*Work instructions:* Find the lines holding "latent" and copy them.

(Data tied to figure images)

──────────────────────────────

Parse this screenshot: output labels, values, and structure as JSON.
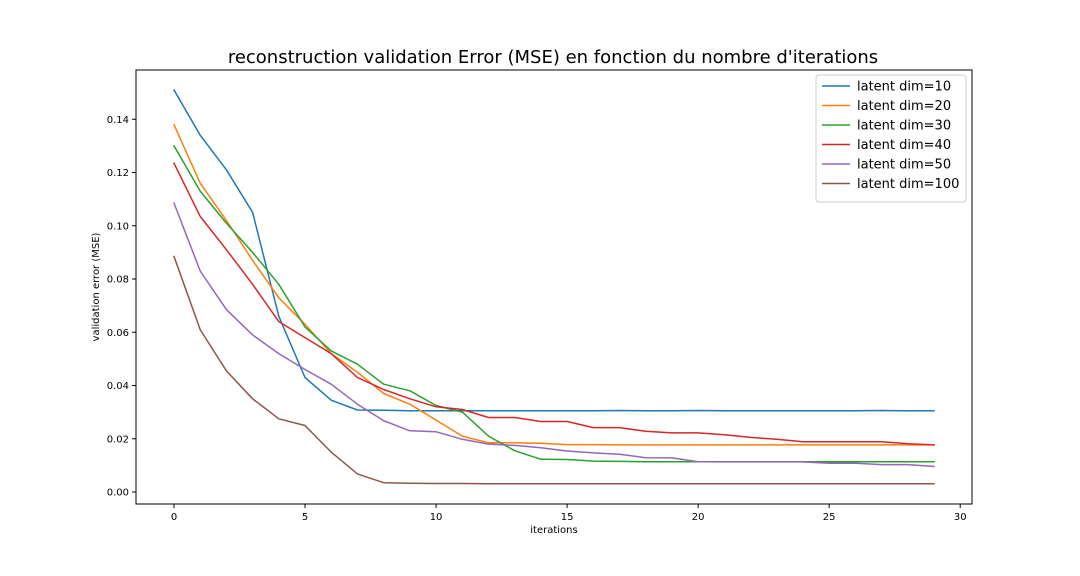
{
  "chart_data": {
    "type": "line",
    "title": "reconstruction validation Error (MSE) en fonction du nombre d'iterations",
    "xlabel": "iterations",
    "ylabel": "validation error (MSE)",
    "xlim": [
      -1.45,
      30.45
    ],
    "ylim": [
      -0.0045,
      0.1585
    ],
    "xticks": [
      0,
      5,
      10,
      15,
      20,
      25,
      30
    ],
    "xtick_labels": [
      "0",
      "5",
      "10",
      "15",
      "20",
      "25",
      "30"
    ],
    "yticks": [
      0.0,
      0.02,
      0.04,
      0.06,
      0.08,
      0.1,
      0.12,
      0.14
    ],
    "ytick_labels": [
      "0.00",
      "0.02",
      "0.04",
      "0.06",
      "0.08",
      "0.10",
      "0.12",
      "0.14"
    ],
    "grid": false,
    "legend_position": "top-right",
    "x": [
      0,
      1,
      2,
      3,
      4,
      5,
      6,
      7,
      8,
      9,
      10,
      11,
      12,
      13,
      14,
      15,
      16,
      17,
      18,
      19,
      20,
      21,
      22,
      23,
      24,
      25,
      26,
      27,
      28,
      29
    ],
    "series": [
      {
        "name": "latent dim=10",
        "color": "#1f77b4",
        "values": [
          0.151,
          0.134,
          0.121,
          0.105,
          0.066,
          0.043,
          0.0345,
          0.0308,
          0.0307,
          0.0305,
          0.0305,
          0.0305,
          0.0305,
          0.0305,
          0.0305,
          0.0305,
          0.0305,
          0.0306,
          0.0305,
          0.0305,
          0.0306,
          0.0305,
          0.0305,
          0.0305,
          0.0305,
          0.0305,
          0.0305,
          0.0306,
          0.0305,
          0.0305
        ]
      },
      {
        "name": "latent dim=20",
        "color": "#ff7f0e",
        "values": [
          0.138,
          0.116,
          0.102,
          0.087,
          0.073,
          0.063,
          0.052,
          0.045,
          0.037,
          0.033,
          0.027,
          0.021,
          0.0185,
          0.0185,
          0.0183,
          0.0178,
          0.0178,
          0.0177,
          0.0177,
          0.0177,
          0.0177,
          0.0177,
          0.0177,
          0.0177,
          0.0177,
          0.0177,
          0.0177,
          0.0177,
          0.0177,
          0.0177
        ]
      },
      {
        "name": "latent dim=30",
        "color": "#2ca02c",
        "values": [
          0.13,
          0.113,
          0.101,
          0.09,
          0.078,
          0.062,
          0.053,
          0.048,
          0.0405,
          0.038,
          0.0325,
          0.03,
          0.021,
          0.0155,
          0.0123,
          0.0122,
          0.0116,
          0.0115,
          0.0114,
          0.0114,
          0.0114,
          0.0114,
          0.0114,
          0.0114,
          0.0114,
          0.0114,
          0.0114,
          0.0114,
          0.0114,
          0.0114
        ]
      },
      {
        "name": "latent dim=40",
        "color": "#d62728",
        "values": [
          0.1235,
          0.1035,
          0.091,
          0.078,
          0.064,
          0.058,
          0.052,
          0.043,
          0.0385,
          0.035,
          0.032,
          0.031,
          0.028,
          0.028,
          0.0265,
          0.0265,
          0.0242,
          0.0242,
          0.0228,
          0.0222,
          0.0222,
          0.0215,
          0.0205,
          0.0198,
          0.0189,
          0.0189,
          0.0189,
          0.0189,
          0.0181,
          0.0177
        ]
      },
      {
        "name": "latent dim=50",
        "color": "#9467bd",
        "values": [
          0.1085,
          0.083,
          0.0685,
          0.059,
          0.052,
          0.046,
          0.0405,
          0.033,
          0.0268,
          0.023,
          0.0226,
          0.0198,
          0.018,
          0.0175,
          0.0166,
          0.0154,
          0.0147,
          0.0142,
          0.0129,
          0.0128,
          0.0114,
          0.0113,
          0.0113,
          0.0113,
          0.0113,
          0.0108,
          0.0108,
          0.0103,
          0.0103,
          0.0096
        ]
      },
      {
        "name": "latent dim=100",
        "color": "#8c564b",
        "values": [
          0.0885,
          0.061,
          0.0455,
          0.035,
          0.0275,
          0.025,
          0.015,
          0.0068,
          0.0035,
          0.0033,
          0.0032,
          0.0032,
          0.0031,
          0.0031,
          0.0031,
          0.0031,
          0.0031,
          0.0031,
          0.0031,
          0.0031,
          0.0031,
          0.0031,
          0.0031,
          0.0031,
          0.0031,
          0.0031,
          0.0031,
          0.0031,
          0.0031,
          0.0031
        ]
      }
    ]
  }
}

──────────────────────────────

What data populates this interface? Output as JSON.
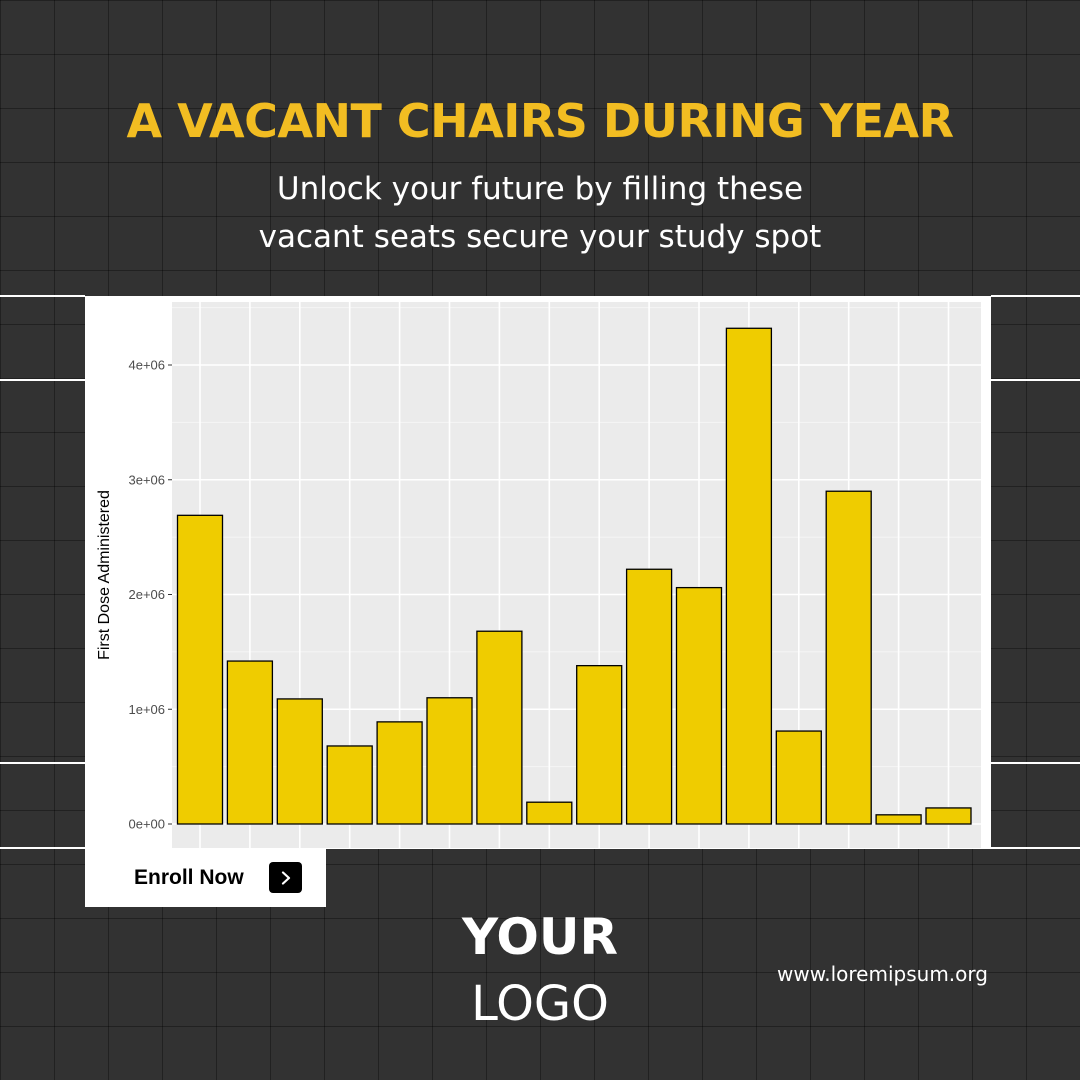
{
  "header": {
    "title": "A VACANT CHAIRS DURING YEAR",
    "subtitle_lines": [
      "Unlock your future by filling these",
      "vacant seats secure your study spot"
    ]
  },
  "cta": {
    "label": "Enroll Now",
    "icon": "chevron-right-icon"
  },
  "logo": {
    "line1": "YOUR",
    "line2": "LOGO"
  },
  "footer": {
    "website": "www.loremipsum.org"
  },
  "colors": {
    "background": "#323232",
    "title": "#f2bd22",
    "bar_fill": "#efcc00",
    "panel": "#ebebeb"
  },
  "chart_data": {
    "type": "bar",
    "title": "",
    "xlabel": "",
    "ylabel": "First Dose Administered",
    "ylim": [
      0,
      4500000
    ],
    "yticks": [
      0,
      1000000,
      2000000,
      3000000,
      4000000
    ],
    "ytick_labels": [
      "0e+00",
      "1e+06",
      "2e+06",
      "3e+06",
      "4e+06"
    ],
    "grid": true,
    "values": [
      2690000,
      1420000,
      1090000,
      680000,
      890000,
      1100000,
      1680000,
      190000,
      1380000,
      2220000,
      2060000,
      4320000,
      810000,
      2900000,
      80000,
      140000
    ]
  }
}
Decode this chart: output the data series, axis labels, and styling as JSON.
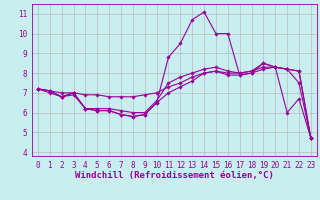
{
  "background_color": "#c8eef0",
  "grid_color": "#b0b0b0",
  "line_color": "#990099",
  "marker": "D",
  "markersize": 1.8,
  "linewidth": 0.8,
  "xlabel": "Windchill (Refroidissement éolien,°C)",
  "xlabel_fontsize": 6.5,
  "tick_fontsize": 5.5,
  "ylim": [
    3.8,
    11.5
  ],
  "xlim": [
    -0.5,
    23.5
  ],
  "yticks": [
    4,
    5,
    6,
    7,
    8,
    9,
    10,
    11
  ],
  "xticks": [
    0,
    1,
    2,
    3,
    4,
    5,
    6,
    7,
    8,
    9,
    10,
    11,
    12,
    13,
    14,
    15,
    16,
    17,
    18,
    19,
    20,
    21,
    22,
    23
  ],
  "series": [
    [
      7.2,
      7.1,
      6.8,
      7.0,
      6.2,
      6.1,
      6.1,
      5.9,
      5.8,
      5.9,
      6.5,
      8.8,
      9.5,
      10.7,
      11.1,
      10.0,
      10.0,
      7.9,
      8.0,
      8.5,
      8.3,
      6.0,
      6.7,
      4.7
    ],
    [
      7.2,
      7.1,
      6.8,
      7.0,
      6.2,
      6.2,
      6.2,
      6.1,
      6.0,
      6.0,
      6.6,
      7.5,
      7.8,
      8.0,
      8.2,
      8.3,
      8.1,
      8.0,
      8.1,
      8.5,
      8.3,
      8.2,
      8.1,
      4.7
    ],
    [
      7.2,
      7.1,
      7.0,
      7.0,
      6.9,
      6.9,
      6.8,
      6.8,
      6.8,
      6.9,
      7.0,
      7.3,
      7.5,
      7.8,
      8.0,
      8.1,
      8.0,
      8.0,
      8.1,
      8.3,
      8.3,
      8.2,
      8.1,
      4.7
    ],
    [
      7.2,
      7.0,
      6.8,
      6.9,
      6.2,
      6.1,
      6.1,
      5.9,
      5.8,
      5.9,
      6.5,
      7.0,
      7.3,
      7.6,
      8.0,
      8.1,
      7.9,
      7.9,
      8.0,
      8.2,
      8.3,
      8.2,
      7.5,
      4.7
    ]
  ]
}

──────────────────────────────

*Output for this task:*
        "name": "latent dim=10",
        "name": "latent dim=20",
        "name": "latent dim=30",
        "name": "latent dim=40",
        "name": "latent dim=50",
        "name": "latent dim=100",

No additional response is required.